• Exercise goal: Only the lines from the one containing "Parse this screenshot: output" to the end of the records belong in the output; print them exactly.

★ ★ ★ ★ ★

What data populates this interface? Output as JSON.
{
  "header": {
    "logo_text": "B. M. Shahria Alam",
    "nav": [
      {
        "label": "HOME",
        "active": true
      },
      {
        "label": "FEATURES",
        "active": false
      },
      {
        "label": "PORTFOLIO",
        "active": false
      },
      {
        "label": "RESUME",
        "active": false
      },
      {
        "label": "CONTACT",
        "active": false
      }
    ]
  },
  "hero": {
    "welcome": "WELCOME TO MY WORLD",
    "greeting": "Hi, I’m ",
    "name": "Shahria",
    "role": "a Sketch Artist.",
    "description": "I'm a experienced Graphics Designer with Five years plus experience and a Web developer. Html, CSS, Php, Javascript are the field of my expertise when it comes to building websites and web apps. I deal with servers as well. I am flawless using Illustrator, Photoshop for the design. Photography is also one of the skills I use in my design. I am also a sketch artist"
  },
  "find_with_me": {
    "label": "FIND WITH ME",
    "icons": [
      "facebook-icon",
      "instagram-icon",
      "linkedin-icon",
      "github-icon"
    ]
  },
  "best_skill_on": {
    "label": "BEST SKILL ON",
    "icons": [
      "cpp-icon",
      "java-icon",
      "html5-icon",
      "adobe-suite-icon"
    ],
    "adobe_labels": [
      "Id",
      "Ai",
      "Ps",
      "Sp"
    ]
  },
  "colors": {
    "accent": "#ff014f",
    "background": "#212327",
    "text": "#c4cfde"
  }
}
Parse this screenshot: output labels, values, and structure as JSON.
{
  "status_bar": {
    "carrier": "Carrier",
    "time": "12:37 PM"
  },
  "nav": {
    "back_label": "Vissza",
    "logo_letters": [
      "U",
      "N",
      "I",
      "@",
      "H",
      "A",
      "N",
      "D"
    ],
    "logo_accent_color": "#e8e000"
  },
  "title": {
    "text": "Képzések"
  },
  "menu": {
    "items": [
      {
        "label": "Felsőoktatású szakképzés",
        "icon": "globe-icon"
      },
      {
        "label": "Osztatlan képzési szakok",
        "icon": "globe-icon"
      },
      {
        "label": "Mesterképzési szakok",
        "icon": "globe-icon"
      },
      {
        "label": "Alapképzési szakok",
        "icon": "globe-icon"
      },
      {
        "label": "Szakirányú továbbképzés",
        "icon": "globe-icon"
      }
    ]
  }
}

★ ★ ★ ★ ★

• Finished answer:
Parse this screenshot: output labels, values, and structure as JSON.
{
  "status_bar": {
    "carrier": "Carrier",
    "time": "12:37 PM"
  },
  "nav": {
    "back_label": "Vissza",
    "logo_letters": [
      "U",
      "N",
      "I",
      "@",
      "H",
      "A",
      "N",
      "D"
    ],
    "logo_accent_color": "#e8e000"
  },
  "title": {
    "text": "Képzések"
  },
  "menu": {
    "items": [
      {
        "label": "Felsőoktatású szakképzés",
        "icon": "globe-icon"
      },
      {
        "label": "Osztatlan képzési szakok",
        "icon": "globe-icon"
      },
      {
        "label": "Mesterképzési szakok",
        "icon": "globe-icon"
      },
      {
        "label": "Alapképzési szakok",
        "icon": "globe-icon"
      },
      {
        "label": "Szakirányú továbbképzés",
        "icon": "globe-icon"
      }
    ]
  }
}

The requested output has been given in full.